━━━ Material for this exercise ━━━

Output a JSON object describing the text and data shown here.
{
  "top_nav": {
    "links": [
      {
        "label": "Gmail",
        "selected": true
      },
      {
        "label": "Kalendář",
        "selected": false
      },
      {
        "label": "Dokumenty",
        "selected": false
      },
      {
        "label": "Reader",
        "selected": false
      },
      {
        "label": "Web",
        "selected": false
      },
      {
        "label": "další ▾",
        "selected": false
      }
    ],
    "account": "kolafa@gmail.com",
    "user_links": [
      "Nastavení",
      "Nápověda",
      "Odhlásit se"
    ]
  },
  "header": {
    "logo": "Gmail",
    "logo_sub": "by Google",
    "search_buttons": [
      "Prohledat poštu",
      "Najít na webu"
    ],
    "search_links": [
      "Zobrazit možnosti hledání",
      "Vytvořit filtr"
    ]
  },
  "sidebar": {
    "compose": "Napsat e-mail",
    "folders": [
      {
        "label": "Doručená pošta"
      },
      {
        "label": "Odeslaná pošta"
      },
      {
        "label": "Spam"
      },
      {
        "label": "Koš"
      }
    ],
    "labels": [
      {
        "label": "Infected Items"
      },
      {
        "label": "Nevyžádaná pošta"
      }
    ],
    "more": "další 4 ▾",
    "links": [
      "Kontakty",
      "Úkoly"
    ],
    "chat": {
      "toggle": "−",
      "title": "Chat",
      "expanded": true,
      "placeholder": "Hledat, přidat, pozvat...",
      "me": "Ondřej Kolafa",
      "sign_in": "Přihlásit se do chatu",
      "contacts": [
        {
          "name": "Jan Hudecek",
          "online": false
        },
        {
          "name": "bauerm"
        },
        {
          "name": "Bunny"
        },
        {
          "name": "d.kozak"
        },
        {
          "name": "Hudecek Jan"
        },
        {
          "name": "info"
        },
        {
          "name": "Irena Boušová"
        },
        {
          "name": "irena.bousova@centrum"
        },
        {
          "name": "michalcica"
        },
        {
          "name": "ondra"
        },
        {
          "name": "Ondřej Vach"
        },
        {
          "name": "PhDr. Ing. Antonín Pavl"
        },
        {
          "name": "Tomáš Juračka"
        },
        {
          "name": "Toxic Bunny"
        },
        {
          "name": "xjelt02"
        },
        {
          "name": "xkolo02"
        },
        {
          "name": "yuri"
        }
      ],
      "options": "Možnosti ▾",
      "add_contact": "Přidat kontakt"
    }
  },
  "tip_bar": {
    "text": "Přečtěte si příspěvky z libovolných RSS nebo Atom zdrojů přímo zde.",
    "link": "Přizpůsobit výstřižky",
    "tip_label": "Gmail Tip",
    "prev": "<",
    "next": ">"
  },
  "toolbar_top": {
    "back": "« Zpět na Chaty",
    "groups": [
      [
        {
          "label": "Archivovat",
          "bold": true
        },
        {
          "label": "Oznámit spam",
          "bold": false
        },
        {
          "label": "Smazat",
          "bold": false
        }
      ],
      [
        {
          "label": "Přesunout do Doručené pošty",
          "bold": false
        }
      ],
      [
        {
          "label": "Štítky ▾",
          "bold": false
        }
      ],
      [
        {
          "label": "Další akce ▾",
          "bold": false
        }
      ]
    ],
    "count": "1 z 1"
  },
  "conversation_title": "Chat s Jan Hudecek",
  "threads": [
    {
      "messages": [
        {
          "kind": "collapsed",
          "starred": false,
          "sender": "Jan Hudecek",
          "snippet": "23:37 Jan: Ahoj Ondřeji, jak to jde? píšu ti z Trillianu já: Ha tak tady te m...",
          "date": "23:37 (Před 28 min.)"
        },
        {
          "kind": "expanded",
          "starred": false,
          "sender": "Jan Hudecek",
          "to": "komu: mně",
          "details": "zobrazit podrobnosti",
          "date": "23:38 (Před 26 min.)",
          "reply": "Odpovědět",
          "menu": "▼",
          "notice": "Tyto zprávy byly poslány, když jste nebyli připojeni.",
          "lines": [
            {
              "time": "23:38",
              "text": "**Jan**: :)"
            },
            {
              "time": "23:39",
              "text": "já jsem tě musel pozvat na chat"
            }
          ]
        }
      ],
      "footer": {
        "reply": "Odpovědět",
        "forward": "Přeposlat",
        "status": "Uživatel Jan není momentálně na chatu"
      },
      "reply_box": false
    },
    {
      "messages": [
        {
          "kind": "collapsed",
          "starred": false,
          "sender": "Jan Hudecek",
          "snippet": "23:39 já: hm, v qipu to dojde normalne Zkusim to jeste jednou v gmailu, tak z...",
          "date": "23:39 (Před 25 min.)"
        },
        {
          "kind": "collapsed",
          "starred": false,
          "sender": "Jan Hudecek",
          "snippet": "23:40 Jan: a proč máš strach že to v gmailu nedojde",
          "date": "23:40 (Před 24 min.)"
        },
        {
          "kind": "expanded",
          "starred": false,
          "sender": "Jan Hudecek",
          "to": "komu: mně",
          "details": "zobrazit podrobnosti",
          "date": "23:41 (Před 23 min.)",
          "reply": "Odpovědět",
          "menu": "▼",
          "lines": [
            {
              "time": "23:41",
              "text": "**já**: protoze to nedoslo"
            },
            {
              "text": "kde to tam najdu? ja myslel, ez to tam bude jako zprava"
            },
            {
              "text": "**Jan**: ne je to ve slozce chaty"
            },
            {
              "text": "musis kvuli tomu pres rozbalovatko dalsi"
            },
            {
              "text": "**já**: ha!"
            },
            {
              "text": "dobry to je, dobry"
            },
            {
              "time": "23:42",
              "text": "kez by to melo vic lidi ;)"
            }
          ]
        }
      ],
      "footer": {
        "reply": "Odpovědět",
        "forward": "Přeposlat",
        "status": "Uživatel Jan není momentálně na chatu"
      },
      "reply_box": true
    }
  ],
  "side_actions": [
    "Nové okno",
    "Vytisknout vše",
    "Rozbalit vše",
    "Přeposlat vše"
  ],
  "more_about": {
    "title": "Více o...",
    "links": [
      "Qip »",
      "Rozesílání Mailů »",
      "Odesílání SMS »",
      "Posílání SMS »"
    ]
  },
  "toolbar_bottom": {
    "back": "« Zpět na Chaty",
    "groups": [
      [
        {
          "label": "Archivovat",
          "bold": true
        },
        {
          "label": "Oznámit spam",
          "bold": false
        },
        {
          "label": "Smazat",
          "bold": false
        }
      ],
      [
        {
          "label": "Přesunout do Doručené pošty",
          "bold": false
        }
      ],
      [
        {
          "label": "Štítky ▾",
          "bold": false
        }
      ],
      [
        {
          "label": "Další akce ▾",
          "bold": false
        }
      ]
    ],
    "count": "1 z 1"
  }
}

━━━

* Exercise description *
Write out the entries in full, exactly as given.

* Correct response *
Output a JSON object describing the text and data shown here.
{
  "top_nav": {
    "links": [
      {
        "label": "Gmail",
        "selected": true
      },
      {
        "label": "Kalendář",
        "selected": false
      },
      {
        "label": "Dokumenty",
        "selected": false
      },
      {
        "label": "Reader",
        "selected": false
      },
      {
        "label": "Web",
        "selected": false
      },
      {
        "label": "další ▾",
        "selected": false
      }
    ],
    "account": "kolafa@gmail.com",
    "user_links": [
      "Nastavení",
      "Nápověda",
      "Odhlásit se"
    ]
  },
  "header": {
    "logo": "Gmail",
    "logo_sub": "by Google",
    "search_buttons": [
      "Prohledat poštu",
      "Najít na webu"
    ],
    "search_links": [
      "Zobrazit možnosti hledání",
      "Vytvořit filtr"
    ]
  },
  "sidebar": {
    "compose": "Napsat e-mail",
    "folders": [
      {
        "label": "Doručená pošta"
      },
      {
        "label": "Odeslaná pošta"
      },
      {
        "label": "Spam"
      },
      {
        "label": "Koš"
      }
    ],
    "labels": [
      {
        "label": "Infected Items"
      },
      {
        "label": "Nevyžádaná pošta"
      }
    ],
    "more": "další 4 ▾",
    "links": [
      "Kontakty",
      "Úkoly"
    ],
    "chat": {
      "toggle": "−",
      "title": "Chat",
      "expanded": true,
      "placeholder": "Hledat, přidat, pozvat...",
      "me": "Ondřej Kolafa",
      "sign_in": "Přihlásit se do chatu",
      "contacts": [
        {
          "name": "Jan Hudecek",
          "online": false
        },
        {
          "name": "bauerm"
        },
        {
          "name": "Bunny"
        },
        {
          "name": "d.kozak"
        },
        {
          "name": "Hudecek Jan"
        },
        {
          "name": "info"
        },
        {
          "name": "Irena Boušová"
        },
        {
          "name": "irena.bousova@centrum"
        },
        {
          "name": "michalcica"
        },
        {
          "name": "ondra"
        },
        {
          "name": "Ondřej Vach"
        },
        {
          "name": "PhDr. Ing. Antonín Pavl"
        },
        {
          "name": "Tomáš Juračka"
        },
        {
          "name": "Toxic Bunny"
        },
        {
          "name": "xjelt02"
        },
        {
          "name": "xkolo02"
        },
        {
          "name": "yuri"
        }
      ],
      "options": "Možnosti ▾",
      "add_contact": "Přidat kontakt"
    }
  },
  "tip_bar": {
    "text": "Přečtěte si příspěvky z libovolných RSS nebo Atom zdrojů přímo zde.",
    "link": "Přizpůsobit výstřižky",
    "tip_label": "Gmail Tip",
    "prev": "<",
    "next": ">"
  },
  "toolbar_top": {
    "back": "« Zpět na Chaty",
    "groups": [
      [
        {
          "label": "Archivovat",
          "bold": true
        },
        {
          "label": "Oznámit spam",
          "bold": false
        },
        {
          "label": "Smazat",
          "bold": false
        }
      ],
      [
        {
          "label": "Přesunout do Doručené pošty",
          "bold": false
        }
      ],
      [
        {
          "label": "Štítky ▾",
          "bold": false
        }
      ],
      [
        {
          "label": "Další akce ▾",
          "bold": false
        }
      ]
    ],
    "count": "1 z 1"
  },
  "conversation_title": "Chat s Jan Hudecek",
  "threads": [
    {
      "messages": [
        {
          "kind": "collapsed",
          "starred": false,
          "sender": "Jan Hudecek",
          "snippet": "23:37 Jan: Ahoj Ondřeji, jak to jde? píšu ti z Trillianu já: Ha tak tady te m...",
          "date": "23:37 (Před 28 min.)"
        },
        {
          "kind": "expanded",
          "starred": false,
          "sender": "Jan Hudecek",
          "to": "komu: mně",
          "details": "zobrazit podrobnosti",
          "date": "23:38 (Před 26 min.)",
          "reply": "Odpovědět",
          "menu": "▼",
          "notice": "Tyto zprávy byly poslány, když jste nebyli připojeni.",
          "lines": [
            {
              "time": "23:38",
              "text": "**Jan**: :)"
            },
            {
              "time": "23:39",
              "text": "já jsem tě musel pozvat na chat"
            }
          ]
        }
      ],
      "footer": {
        "reply": "Odpovědět",
        "forward": "Přeposlat",
        "status": "Uživatel Jan není momentálně na chatu"
      },
      "reply_box": false
    },
    {
      "messages": [
        {
          "kind": "collapsed",
          "starred": false,
          "sender": "Jan Hudecek",
          "snippet": "23:39 já: hm, v qipu to dojde normalne Zkusim to jeste jednou v gmailu, tak z...",
          "date": "23:39 (Před 25 min.)"
        },
        {
          "kind": "collapsed",
          "starred": false,
          "sender": "Jan Hudecek",
          "snippet": "23:40 Jan: a proč máš strach že to v gmailu nedojde",
          "date": "23:40 (Před 24 min.)"
        },
        {
          "kind": "expanded",
          "starred": false,
          "sender": "Jan Hudecek",
          "to": "komu: mně",
          "details": "zobrazit podrobnosti",
          "date": "23:41 (Před 23 min.)",
          "reply": "Odpovědět",
          "menu": "▼",
          "lines": [
            {
              "time": "23:41",
              "text": "**já**: protoze to nedoslo"
            },
            {
              "text": "kde to tam najdu? ja myslel, ez to tam bude jako zprava"
            },
            {
              "text": "**Jan**: ne je to ve slozce chaty"
            },
            {
              "text": "musis kvuli tomu pres rozbalovatko dalsi"
            },
            {
              "text": "**já**: ha!"
            },
            {
              "text": "dobry to je, dobry"
            },
            {
              "time": "23:42",
              "text": "kez by to melo vic lidi ;)"
            }
          ]
        }
      ],
      "footer": {
        "reply": "Odpovědět",
        "forward": "Přeposlat",
        "status": "Uživatel Jan není momentálně na chatu"
      },
      "reply_box": true
    }
  ],
  "side_actions": [
    "Nové okno",
    "Vytisknout vše",
    "Rozbalit vše",
    "Přeposlat vše"
  ],
  "more_about": {
    "title": "Více o...",
    "links": [
      "Qip »",
      "Rozesílání Mailů »",
      "Odesílání SMS »",
      "Posílání SMS »"
    ]
  },
  "toolbar_bottom": {
    "back": "« Zpět na Chaty",
    "groups": [
      [
        {
          "label": "Archivovat",
          "bold": true
        },
        {
          "label": "Oznámit spam",
          "bold": false
        },
        {
          "label": "Smazat",
          "bold": false
        }
      ],
      [
        {
          "label": "Přesunout do Doručené pošty",
          "bold": false
        }
      ],
      [
        {
          "label": "Štítky ▾",
          "bold": false
        }
      ],
      [
        {
          "label": "Další akce ▾",
          "bold": false
        }
      ]
    ],
    "count": "1 z 1"
  }
}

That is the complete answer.